-- begin --
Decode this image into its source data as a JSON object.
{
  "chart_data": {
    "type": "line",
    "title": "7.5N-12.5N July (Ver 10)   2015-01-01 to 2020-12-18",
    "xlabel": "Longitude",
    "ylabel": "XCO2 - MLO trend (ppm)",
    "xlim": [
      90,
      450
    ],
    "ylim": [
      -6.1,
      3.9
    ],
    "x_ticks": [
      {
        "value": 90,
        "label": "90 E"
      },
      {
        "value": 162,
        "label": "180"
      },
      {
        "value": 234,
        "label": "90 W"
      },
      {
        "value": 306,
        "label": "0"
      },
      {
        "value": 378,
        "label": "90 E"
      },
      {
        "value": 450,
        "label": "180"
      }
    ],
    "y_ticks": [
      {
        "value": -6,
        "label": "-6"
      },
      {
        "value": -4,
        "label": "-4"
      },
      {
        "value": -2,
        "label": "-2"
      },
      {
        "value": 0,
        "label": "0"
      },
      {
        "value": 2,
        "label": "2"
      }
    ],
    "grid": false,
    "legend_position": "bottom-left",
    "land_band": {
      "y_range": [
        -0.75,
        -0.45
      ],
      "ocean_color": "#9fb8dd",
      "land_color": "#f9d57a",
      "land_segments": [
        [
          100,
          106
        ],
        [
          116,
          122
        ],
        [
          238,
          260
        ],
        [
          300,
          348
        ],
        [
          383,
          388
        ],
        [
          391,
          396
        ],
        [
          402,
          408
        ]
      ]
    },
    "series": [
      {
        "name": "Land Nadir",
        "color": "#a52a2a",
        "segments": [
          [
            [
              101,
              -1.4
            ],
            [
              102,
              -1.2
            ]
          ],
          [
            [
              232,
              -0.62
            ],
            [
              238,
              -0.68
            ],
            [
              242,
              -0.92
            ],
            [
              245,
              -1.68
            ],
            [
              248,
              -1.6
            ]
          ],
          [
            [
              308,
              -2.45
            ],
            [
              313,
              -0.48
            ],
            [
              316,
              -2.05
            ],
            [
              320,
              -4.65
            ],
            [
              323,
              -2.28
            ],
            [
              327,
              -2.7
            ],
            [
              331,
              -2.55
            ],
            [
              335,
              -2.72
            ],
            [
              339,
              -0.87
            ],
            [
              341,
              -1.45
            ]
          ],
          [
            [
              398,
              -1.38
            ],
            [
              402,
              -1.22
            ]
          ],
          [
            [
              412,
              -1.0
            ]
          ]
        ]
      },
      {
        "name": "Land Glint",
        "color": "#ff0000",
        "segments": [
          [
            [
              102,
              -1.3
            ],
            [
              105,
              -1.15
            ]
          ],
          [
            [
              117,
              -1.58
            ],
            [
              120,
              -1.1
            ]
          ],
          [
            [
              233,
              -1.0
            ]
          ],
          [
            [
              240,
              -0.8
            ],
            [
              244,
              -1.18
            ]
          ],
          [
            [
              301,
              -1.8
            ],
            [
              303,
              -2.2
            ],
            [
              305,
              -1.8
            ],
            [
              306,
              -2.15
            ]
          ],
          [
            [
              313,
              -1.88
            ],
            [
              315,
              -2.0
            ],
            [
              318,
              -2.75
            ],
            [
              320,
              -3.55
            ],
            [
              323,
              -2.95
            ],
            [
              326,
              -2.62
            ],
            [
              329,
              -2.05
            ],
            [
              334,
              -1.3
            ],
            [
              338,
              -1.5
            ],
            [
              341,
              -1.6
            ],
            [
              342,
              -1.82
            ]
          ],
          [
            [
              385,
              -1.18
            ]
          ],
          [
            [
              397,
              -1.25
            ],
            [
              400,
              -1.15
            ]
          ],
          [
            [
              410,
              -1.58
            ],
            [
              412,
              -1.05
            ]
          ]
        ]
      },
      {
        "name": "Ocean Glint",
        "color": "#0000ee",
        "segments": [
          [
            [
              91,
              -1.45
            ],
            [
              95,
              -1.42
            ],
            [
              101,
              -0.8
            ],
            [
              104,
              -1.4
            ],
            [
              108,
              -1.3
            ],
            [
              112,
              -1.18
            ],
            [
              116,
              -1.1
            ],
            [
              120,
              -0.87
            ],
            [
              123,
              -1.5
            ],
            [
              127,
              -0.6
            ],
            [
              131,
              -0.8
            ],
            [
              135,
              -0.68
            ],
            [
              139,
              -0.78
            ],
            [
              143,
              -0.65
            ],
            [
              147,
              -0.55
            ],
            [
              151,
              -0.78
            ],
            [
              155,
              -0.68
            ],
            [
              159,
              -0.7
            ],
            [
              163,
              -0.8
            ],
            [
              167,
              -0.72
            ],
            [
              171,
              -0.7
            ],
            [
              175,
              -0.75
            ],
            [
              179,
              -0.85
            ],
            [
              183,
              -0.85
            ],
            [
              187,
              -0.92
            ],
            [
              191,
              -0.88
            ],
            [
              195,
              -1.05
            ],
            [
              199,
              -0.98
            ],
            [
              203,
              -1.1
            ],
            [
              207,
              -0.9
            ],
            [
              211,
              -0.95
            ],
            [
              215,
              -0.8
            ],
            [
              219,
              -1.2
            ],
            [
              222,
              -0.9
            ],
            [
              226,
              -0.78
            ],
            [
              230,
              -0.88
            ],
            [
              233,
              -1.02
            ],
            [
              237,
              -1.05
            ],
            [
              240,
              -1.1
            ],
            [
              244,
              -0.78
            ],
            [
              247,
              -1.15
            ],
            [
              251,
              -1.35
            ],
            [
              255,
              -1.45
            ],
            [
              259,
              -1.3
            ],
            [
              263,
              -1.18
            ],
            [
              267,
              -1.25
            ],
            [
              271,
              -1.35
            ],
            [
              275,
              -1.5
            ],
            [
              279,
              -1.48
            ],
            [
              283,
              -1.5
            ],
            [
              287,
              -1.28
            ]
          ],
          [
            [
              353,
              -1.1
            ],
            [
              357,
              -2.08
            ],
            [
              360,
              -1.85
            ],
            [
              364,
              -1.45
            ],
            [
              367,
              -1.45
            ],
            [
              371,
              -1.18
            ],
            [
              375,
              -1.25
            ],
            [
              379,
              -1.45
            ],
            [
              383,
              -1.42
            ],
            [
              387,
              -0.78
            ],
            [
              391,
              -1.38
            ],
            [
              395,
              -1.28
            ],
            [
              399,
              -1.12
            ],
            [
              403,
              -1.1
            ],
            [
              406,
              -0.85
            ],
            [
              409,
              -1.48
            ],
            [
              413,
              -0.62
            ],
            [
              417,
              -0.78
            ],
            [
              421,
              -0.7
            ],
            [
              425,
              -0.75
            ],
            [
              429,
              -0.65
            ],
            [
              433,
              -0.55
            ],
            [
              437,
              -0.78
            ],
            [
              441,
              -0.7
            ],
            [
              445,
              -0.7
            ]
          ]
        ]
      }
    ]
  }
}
-- end --
● **What this task involves**: The records above should all be quoted exactly, please.

● **Written response**:
Decode this image into its source data as a JSON object.
{
  "chart_data": {
    "type": "line",
    "title": "7.5N-12.5N July (Ver 10)   2015-01-01 to 2020-12-18",
    "xlabel": "Longitude",
    "ylabel": "XCO2 - MLO trend (ppm)",
    "xlim": [
      90,
      450
    ],
    "ylim": [
      -6.1,
      3.9
    ],
    "x_ticks": [
      {
        "value": 90,
        "label": "90 E"
      },
      {
        "value": 162,
        "label": "180"
      },
      {
        "value": 234,
        "label": "90 W"
      },
      {
        "value": 306,
        "label": "0"
      },
      {
        "value": 378,
        "label": "90 E"
      },
      {
        "value": 450,
        "label": "180"
      }
    ],
    "y_ticks": [
      {
        "value": -6,
        "label": "-6"
      },
      {
        "value": -4,
        "label": "-4"
      },
      {
        "value": -2,
        "label": "-2"
      },
      {
        "value": 0,
        "label": "0"
      },
      {
        "value": 2,
        "label": "2"
      }
    ],
    "grid": false,
    "legend_position": "bottom-left",
    "land_band": {
      "y_range": [
        -0.75,
        -0.45
      ],
      "ocean_color": "#9fb8dd",
      "land_color": "#f9d57a",
      "land_segments": [
        [
          100,
          106
        ],
        [
          116,
          122
        ],
        [
          238,
          260
        ],
        [
          300,
          348
        ],
        [
          383,
          388
        ],
        [
          391,
          396
        ],
        [
          402,
          408
        ]
      ]
    },
    "series": [
      {
        "name": "Land Nadir",
        "color": "#a52a2a",
        "segments": [
          [
            [
              101,
              -1.4
            ],
            [
              102,
              -1.2
            ]
          ],
          [
            [
              232,
              -0.62
            ],
            [
              238,
              -0.68
            ],
            [
              242,
              -0.92
            ],
            [
              245,
              -1.68
            ],
            [
              248,
              -1.6
            ]
          ],
          [
            [
              308,
              -2.45
            ],
            [
              313,
              -0.48
            ],
            [
              316,
              -2.05
            ],
            [
              320,
              -4.65
            ],
            [
              323,
              -2.28
            ],
            [
              327,
              -2.7
            ],
            [
              331,
              -2.55
            ],
            [
              335,
              -2.72
            ],
            [
              339,
              -0.87
            ],
            [
              341,
              -1.45
            ]
          ],
          [
            [
              398,
              -1.38
            ],
            [
              402,
              -1.22
            ]
          ],
          [
            [
              412,
              -1.0
            ]
          ]
        ]
      },
      {
        "name": "Land Glint",
        "color": "#ff0000",
        "segments": [
          [
            [
              102,
              -1.3
            ],
            [
              105,
              -1.15
            ]
          ],
          [
            [
              117,
              -1.58
            ],
            [
              120,
              -1.1
            ]
          ],
          [
            [
              233,
              -1.0
            ]
          ],
          [
            [
              240,
              -0.8
            ],
            [
              244,
              -1.18
            ]
          ],
          [
            [
              301,
              -1.8
            ],
            [
              303,
              -2.2
            ],
            [
              305,
              -1.8
            ],
            [
              306,
              -2.15
            ]
          ],
          [
            [
              313,
              -1.88
            ],
            [
              315,
              -2.0
            ],
            [
              318,
              -2.75
            ],
            [
              320,
              -3.55
            ],
            [
              323,
              -2.95
            ],
            [
              326,
              -2.62
            ],
            [
              329,
              -2.05
            ],
            [
              334,
              -1.3
            ],
            [
              338,
              -1.5
            ],
            [
              341,
              -1.6
            ],
            [
              342,
              -1.82
            ]
          ],
          [
            [
              385,
              -1.18
            ]
          ],
          [
            [
              397,
              -1.25
            ],
            [
              400,
              -1.15
            ]
          ],
          [
            [
              410,
              -1.58
            ],
            [
              412,
              -1.05
            ]
          ]
        ]
      },
      {
        "name": "Ocean Glint",
        "color": "#0000ee",
        "segments": [
          [
            [
              91,
              -1.45
            ],
            [
              95,
              -1.42
            ],
            [
              101,
              -0.8
            ],
            [
              104,
              -1.4
            ],
            [
              108,
              -1.3
            ],
            [
              112,
              -1.18
            ],
            [
              116,
              -1.1
            ],
            [
              120,
              -0.87
            ],
            [
              123,
              -1.5
            ],
            [
              127,
              -0.6
            ],
            [
              131,
              -0.8
            ],
            [
              135,
              -0.68
            ],
            [
              139,
              -0.78
            ],
            [
              143,
              -0.65
            ],
            [
              147,
              -0.55
            ],
            [
              151,
              -0.78
            ],
            [
              155,
              -0.68
            ],
            [
              159,
              -0.7
            ],
            [
              163,
              -0.8
            ],
            [
              167,
              -0.72
            ],
            [
              171,
              -0.7
            ],
            [
              175,
              -0.75
            ],
            [
              179,
              -0.85
            ],
            [
              183,
              -0.85
            ],
            [
              187,
              -0.92
            ],
            [
              191,
              -0.88
            ],
            [
              195,
              -1.05
            ],
            [
              199,
              -0.98
            ],
            [
              203,
              -1.1
            ],
            [
              207,
              -0.9
            ],
            [
              211,
              -0.95
            ],
            [
              215,
              -0.8
            ],
            [
              219,
              -1.2
            ],
            [
              222,
              -0.9
            ],
            [
              226,
              -0.78
            ],
            [
              230,
              -0.88
            ],
            [
              233,
              -1.02
            ],
            [
              237,
              -1.05
            ],
            [
              240,
              -1.1
            ],
            [
              244,
              -0.78
            ],
            [
              247,
              -1.15
            ],
            [
              251,
              -1.35
            ],
            [
              255,
              -1.45
            ],
            [
              259,
              -1.3
            ],
            [
              263,
              -1.18
            ],
            [
              267,
              -1.25
            ],
            [
              271,
              -1.35
            ],
            [
              275,
              -1.5
            ],
            [
              279,
              -1.48
            ],
            [
              283,
              -1.5
            ],
            [
              287,
              -1.28
            ]
          ],
          [
            [
              353,
              -1.1
            ],
            [
              357,
              -2.08
            ],
            [
              360,
              -1.85
            ],
            [
              364,
              -1.45
            ],
            [
              367,
              -1.45
            ],
            [
              371,
              -1.18
            ],
            [
              375,
              -1.25
            ],
            [
              379,
              -1.45
            ],
            [
              383,
              -1.42
            ],
            [
              387,
              -0.78
            ],
            [
              391,
              -1.38
            ],
            [
              395,
              -1.28
            ],
            [
              399,
              -1.12
            ],
            [
              403,
              -1.1
            ],
            [
              406,
              -0.85
            ],
            [
              409,
              -1.48
            ],
            [
              413,
              -0.62
            ],
            [
              417,
              -0.78
            ],
            [
              421,
              -0.7
            ],
            [
              425,
              -0.75
            ],
            [
              429,
              -0.65
            ],
            [
              433,
              -0.55
            ],
            [
              437,
              -0.78
            ],
            [
              441,
              -0.7
            ],
            [
              445,
              -0.7
            ]
          ]
        ]
      }
    ]
  }
}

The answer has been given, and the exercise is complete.